Materiale
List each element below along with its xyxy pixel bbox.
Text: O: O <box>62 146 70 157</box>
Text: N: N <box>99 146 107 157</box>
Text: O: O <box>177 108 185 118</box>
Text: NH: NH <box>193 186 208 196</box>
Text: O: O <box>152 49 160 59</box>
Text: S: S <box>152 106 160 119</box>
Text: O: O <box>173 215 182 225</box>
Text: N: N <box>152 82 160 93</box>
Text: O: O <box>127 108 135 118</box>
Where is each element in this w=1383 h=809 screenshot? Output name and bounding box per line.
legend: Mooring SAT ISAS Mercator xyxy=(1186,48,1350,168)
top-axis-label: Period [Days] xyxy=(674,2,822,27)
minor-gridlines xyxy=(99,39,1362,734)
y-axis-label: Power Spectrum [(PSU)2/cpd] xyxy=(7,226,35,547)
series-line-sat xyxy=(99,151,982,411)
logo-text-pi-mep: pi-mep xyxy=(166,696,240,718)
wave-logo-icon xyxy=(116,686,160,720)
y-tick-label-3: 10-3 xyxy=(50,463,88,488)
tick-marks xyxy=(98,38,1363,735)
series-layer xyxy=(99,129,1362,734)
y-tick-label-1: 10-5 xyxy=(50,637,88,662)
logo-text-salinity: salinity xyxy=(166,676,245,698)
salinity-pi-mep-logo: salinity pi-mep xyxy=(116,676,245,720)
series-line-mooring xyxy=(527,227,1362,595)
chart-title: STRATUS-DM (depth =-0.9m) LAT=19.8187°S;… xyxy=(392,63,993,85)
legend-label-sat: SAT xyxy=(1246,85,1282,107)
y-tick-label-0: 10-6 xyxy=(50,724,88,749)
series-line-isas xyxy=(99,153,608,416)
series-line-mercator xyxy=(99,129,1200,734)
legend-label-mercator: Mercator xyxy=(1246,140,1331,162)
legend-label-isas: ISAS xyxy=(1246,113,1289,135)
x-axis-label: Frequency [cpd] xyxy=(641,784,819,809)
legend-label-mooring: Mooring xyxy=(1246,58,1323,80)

Consegna
Seleziona tutte le righe dei dati che contengono la stringa "tick" e riportale per intero.

Soluzione esercizio
y-tick-label-3: 10-3 xyxy=(50,463,88,488)
tick-marks xyxy=(98,38,1363,735)
y-tick-label-1: 10-5 xyxy=(50,637,88,662)
y-tick-label-0: 10-6 xyxy=(50,724,88,749)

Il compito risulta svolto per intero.